━━━ ROWS ━━━
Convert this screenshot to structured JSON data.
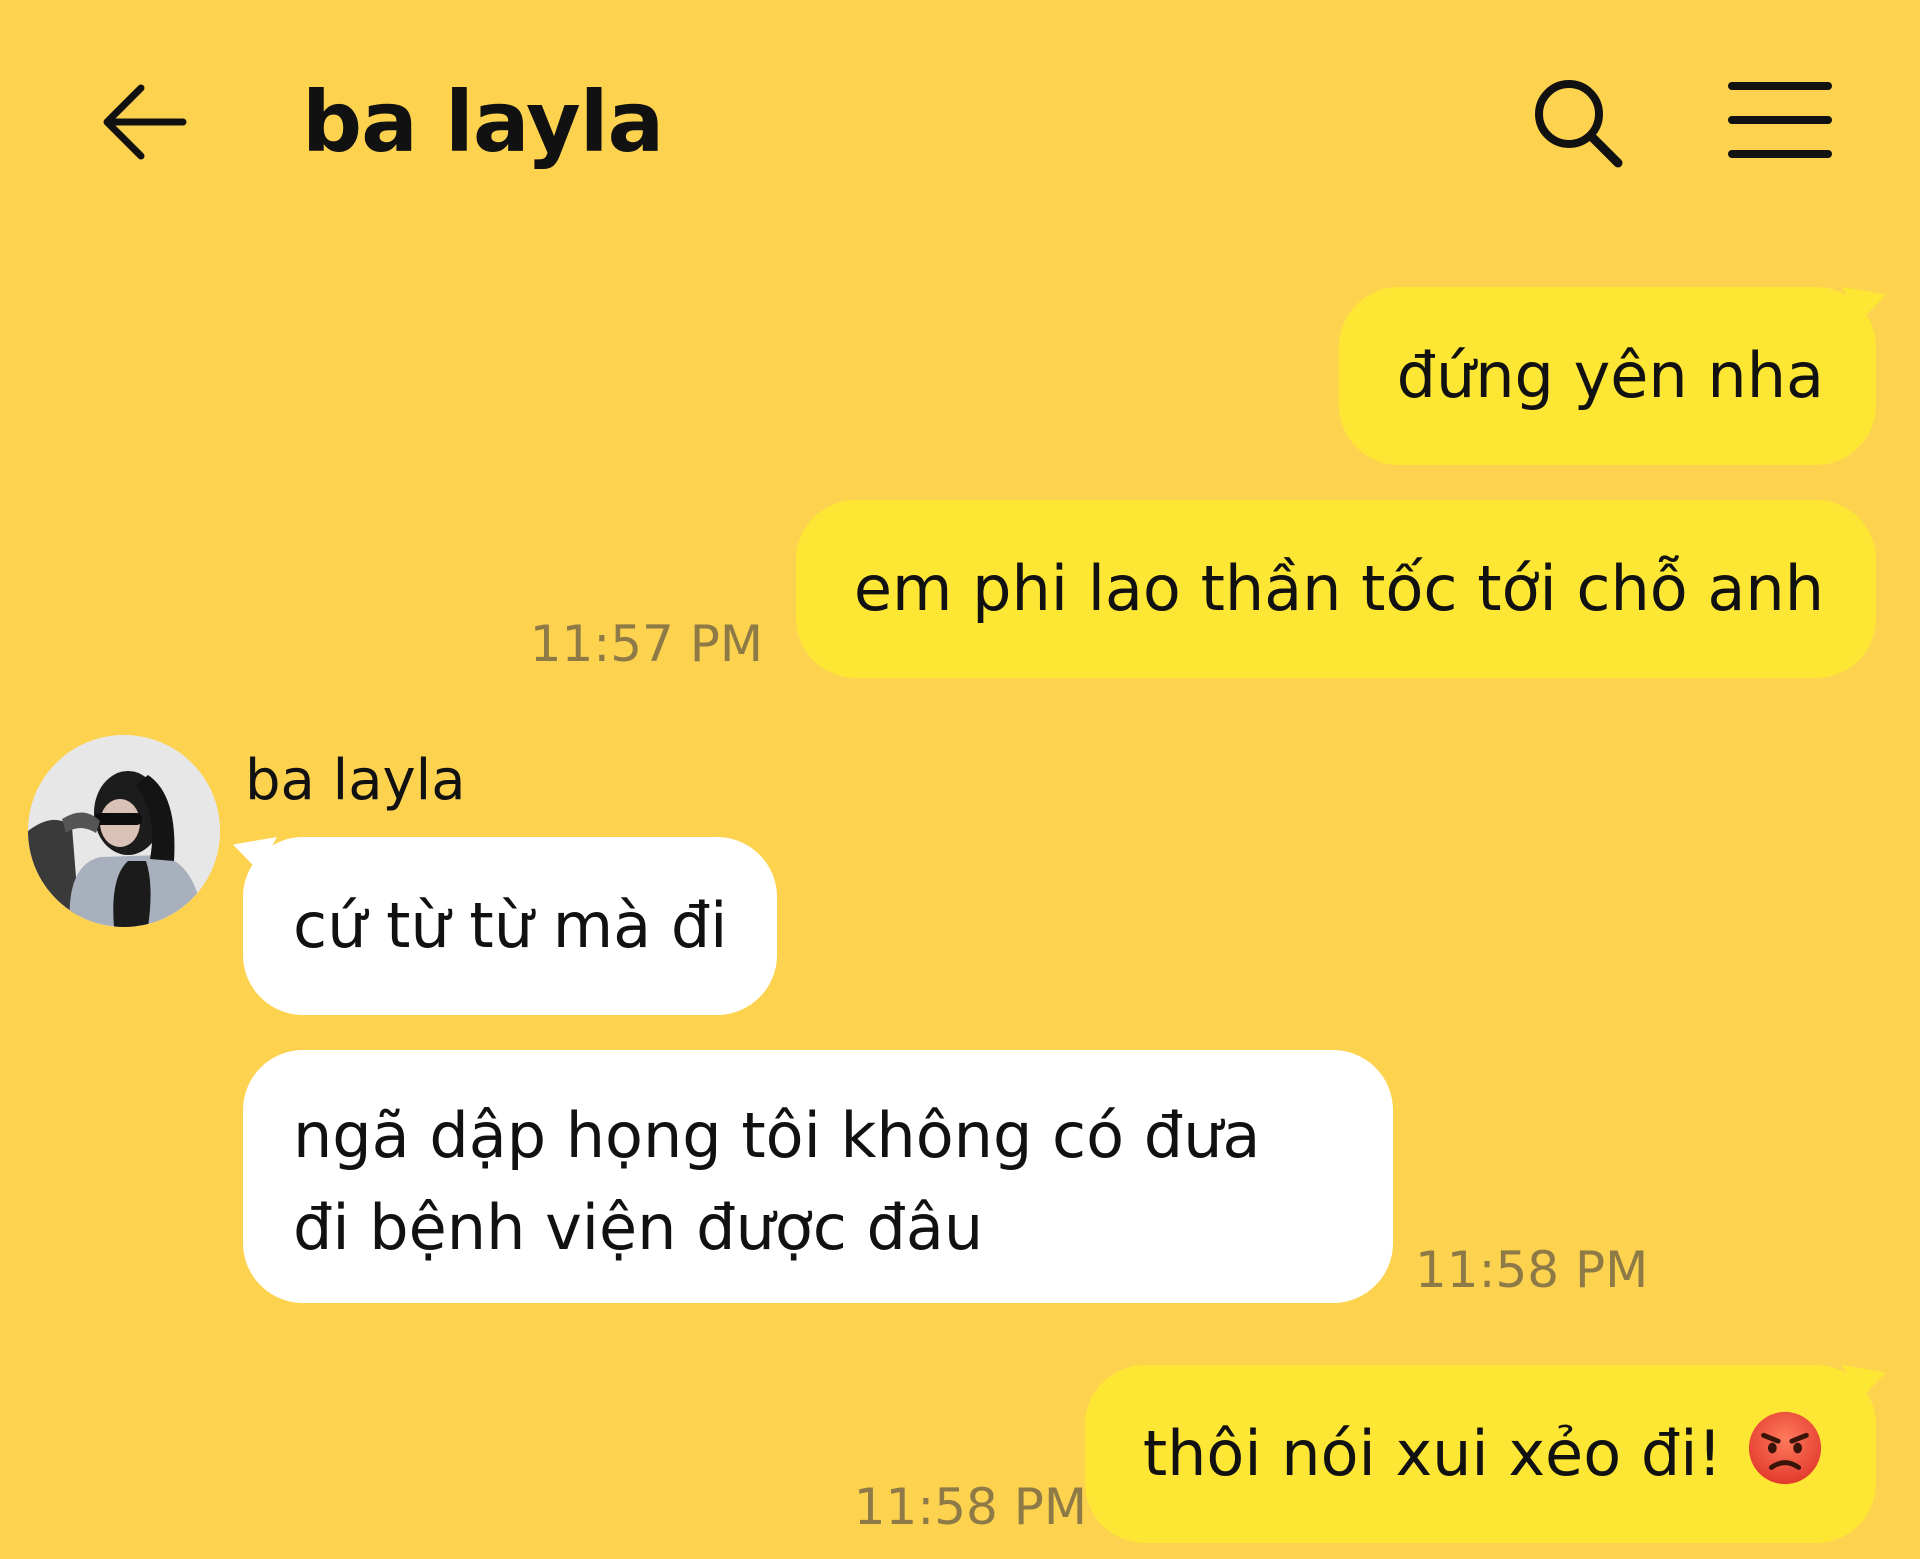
{
  "header": {
    "title": "ba layla",
    "back_icon": "arrow-left-icon",
    "search_icon": "search-icon",
    "menu_icon": "hamburger-menu-icon"
  },
  "colors": {
    "background": "#fdd24f",
    "outgoing_bubble": "#fee635",
    "incoming_bubble": "#ffffff",
    "timestamp": "#8d7a47"
  },
  "messages": [
    {
      "direction": "outgoing",
      "text": "đứng yên nha"
    },
    {
      "direction": "outgoing",
      "text": "em phi lao thần tốc tới chỗ anh",
      "time": "11:57 PM"
    },
    {
      "direction": "incoming",
      "sender": "ba layla",
      "avatar": "contact-photo",
      "text": "cứ từ từ mà đi"
    },
    {
      "direction": "incoming",
      "lines": [
        "ngã dập họng tôi không có đưa",
        "đi bệnh viện được đâu"
      ],
      "time": "11:58 PM"
    },
    {
      "direction": "outgoing",
      "text": "thôi nói xui xẻo đi!",
      "emoji": "angry-face-emoji",
      "time": "11:58 PM"
    }
  ]
}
━━━
# [GIVEN REQUEST]
Make an exact copy of the records above, with the pictures left out.

# [FINISHED ANSWER]
Convert this screenshot to structured JSON data.
{
  "header": {
    "title": "ba layla",
    "back_icon": "arrow-left-icon",
    "search_icon": "search-icon",
    "menu_icon": "hamburger-menu-icon"
  },
  "colors": {
    "background": "#fdd24f",
    "outgoing_bubble": "#fee635",
    "incoming_bubble": "#ffffff",
    "timestamp": "#8d7a47"
  },
  "messages": [
    {
      "direction": "outgoing",
      "text": "đứng yên nha"
    },
    {
      "direction": "outgoing",
      "text": "em phi lao thần tốc tới chỗ anh",
      "time": "11:57 PM"
    },
    {
      "direction": "incoming",
      "sender": "ba layla",
      "avatar": "contact-photo",
      "text": "cứ từ từ mà đi"
    },
    {
      "direction": "incoming",
      "lines": [
        "ngã dập họng tôi không có đưa",
        "đi bệnh viện được đâu"
      ],
      "time": "11:58 PM"
    },
    {
      "direction": "outgoing",
      "text": "thôi nói xui xẻo đi!",
      "emoji": "angry-face-emoji",
      "time": "11:58 PM"
    }
  ]
}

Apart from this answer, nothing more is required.